[Stored data]
----
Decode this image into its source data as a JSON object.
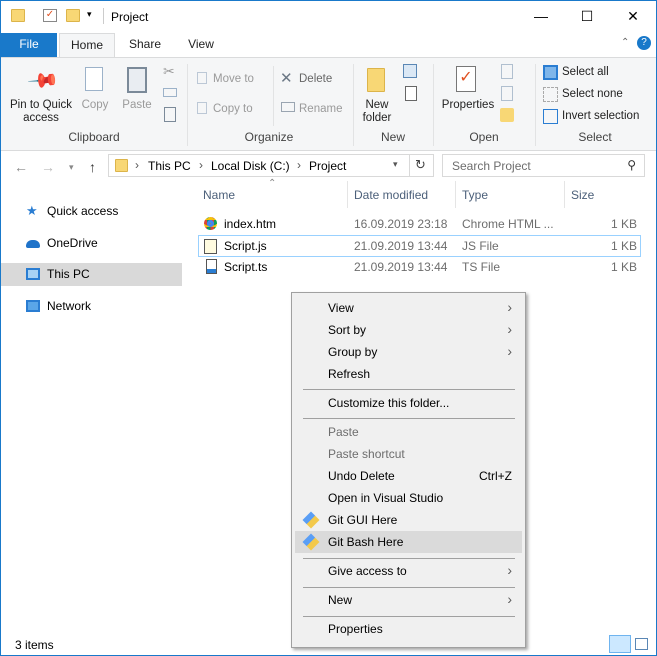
{
  "window": {
    "title": "Project",
    "controls": {
      "minimize": "—",
      "maximize": "☐",
      "close": "✕"
    }
  },
  "tabs": [
    "File",
    "Home",
    "Share",
    "View"
  ],
  "ribbon": {
    "clipboard": {
      "pin": "Pin to Quick access",
      "copy": "Copy",
      "paste": "Paste",
      "group": "Clipboard"
    },
    "organize": {
      "move_to": "Move to",
      "copy_to": "Copy to",
      "delete": "Delete",
      "rename": "Rename",
      "group": "Organize"
    },
    "new": {
      "new_folder": "New folder",
      "group": "New"
    },
    "open": {
      "properties": "Properties",
      "group": "Open"
    },
    "select": {
      "select_all": "Select all",
      "select_none": "Select none",
      "invert": "Invert selection",
      "group": "Select"
    }
  },
  "address": {
    "crumbs": [
      "This PC",
      "Local Disk (C:)",
      "Project"
    ],
    "search_placeholder": "Search Project"
  },
  "nav": [
    {
      "label": "Quick access",
      "icon": "star-icon"
    },
    {
      "label": "OneDrive",
      "icon": "cloud-icon"
    },
    {
      "label": "This PC",
      "icon": "computer-icon",
      "selected": true
    },
    {
      "label": "Network",
      "icon": "network-icon"
    }
  ],
  "columns": [
    "Name",
    "Date modified",
    "Type",
    "Size"
  ],
  "files": [
    {
      "name": "index.htm",
      "date": "16.09.2019 23:18",
      "type": "Chrome HTML ...",
      "size": "1 KB",
      "icon": "chrome-icon"
    },
    {
      "name": "Script.js",
      "date": "21.09.2019 13:44",
      "type": "JS File",
      "size": "1 KB",
      "icon": "js-file-icon",
      "selected": true
    },
    {
      "name": "Script.ts",
      "date": "21.09.2019 13:44",
      "type": "TS File",
      "size": "1 KB",
      "icon": "ts-file-icon"
    }
  ],
  "status": {
    "items": "3 items"
  },
  "context_menu": {
    "view": "View",
    "sort_by": "Sort by",
    "group_by": "Group by",
    "refresh": "Refresh",
    "customize": "Customize this folder...",
    "paste": "Paste",
    "paste_shortcut": "Paste shortcut",
    "undo_delete": "Undo Delete",
    "undo_shortcut": "Ctrl+Z",
    "open_vs": "Open in Visual Studio",
    "git_gui": "Git GUI Here",
    "git_bash": "Git Bash Here",
    "give_access": "Give access to",
    "new": "New",
    "properties": "Properties",
    "arrow": "›"
  },
  "colors": {
    "accent": "#1979ca",
    "selection": "#cce8ff",
    "menu_highlight": "#dadada"
  }
}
----
Exercise aim
Leave out the pictures and copy everything else in the records word for word.

The solution
Decode this image into its source data as a JSON object.
{
  "window": {
    "title": "Project",
    "controls": {
      "minimize": "—",
      "maximize": "☐",
      "close": "✕"
    }
  },
  "tabs": [
    "File",
    "Home",
    "Share",
    "View"
  ],
  "ribbon": {
    "clipboard": {
      "pin": "Pin to Quick access",
      "copy": "Copy",
      "paste": "Paste",
      "group": "Clipboard"
    },
    "organize": {
      "move_to": "Move to",
      "copy_to": "Copy to",
      "delete": "Delete",
      "rename": "Rename",
      "group": "Organize"
    },
    "new": {
      "new_folder": "New folder",
      "group": "New"
    },
    "open": {
      "properties": "Properties",
      "group": "Open"
    },
    "select": {
      "select_all": "Select all",
      "select_none": "Select none",
      "invert": "Invert selection",
      "group": "Select"
    }
  },
  "address": {
    "crumbs": [
      "This PC",
      "Local Disk (C:)",
      "Project"
    ],
    "search_placeholder": "Search Project"
  },
  "nav": [
    {
      "label": "Quick access",
      "icon": "star-icon"
    },
    {
      "label": "OneDrive",
      "icon": "cloud-icon"
    },
    {
      "label": "This PC",
      "icon": "computer-icon",
      "selected": true
    },
    {
      "label": "Network",
      "icon": "network-icon"
    }
  ],
  "columns": [
    "Name",
    "Date modified",
    "Type",
    "Size"
  ],
  "files": [
    {
      "name": "index.htm",
      "date": "16.09.2019 23:18",
      "type": "Chrome HTML ...",
      "size": "1 KB",
      "icon": "chrome-icon"
    },
    {
      "name": "Script.js",
      "date": "21.09.2019 13:44",
      "type": "JS File",
      "size": "1 KB",
      "icon": "js-file-icon",
      "selected": true
    },
    {
      "name": "Script.ts",
      "date": "21.09.2019 13:44",
      "type": "TS File",
      "size": "1 KB",
      "icon": "ts-file-icon"
    }
  ],
  "status": {
    "items": "3 items"
  },
  "context_menu": {
    "view": "View",
    "sort_by": "Sort by",
    "group_by": "Group by",
    "refresh": "Refresh",
    "customize": "Customize this folder...",
    "paste": "Paste",
    "paste_shortcut": "Paste shortcut",
    "undo_delete": "Undo Delete",
    "undo_shortcut": "Ctrl+Z",
    "open_vs": "Open in Visual Studio",
    "git_gui": "Git GUI Here",
    "git_bash": "Git Bash Here",
    "give_access": "Give access to",
    "new": "New",
    "properties": "Properties",
    "arrow": "›"
  },
  "colors": {
    "accent": "#1979ca",
    "selection": "#cce8ff",
    "menu_highlight": "#dadada"
  }
}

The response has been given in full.